(What you have to do) Return only the line that contains "Extract all the data from this chart as JSON." and each line after it, through the last line of the data below, copied exactly.

*** Data to use

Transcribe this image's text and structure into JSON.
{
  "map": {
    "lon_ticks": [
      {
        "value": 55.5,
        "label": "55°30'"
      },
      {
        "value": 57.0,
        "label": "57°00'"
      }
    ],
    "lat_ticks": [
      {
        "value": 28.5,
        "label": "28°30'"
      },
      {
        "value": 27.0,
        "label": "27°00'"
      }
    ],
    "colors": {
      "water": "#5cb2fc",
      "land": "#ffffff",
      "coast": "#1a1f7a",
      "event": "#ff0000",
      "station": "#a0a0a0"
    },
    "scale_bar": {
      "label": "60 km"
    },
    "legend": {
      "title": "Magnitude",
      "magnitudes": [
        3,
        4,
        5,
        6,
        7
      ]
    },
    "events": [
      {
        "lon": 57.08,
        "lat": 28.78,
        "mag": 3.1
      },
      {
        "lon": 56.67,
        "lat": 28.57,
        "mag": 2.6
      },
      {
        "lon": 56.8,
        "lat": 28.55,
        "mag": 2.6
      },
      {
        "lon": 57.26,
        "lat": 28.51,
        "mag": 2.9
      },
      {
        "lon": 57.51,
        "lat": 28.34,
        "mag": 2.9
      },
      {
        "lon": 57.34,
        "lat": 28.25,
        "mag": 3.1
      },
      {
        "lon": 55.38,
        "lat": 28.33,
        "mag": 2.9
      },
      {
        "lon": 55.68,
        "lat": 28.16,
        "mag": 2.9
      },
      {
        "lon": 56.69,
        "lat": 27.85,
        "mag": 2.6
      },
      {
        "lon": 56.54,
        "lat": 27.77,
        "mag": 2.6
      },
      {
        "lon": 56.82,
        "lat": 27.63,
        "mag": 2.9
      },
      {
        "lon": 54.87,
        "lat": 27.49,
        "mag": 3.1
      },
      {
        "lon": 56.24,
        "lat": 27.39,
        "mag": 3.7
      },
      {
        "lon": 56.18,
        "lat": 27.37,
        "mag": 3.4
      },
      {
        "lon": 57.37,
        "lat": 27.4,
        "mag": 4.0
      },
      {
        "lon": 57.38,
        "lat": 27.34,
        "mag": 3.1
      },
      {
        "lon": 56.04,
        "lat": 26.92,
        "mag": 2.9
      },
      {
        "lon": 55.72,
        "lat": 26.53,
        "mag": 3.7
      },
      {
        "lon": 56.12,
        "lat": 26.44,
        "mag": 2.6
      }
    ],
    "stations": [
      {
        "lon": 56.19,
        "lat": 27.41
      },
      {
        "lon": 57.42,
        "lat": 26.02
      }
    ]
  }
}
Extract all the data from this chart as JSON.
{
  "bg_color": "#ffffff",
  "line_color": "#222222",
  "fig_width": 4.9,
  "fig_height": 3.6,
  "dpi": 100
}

******

(Exercise output)
Extract all the data from this chart as JSON.
{
  "bg_color": "#ffffff",
  "line_color": "#222222",
  "fig_width": 4.9,
  "fig_height": 3.6,
  "dpi": 100
}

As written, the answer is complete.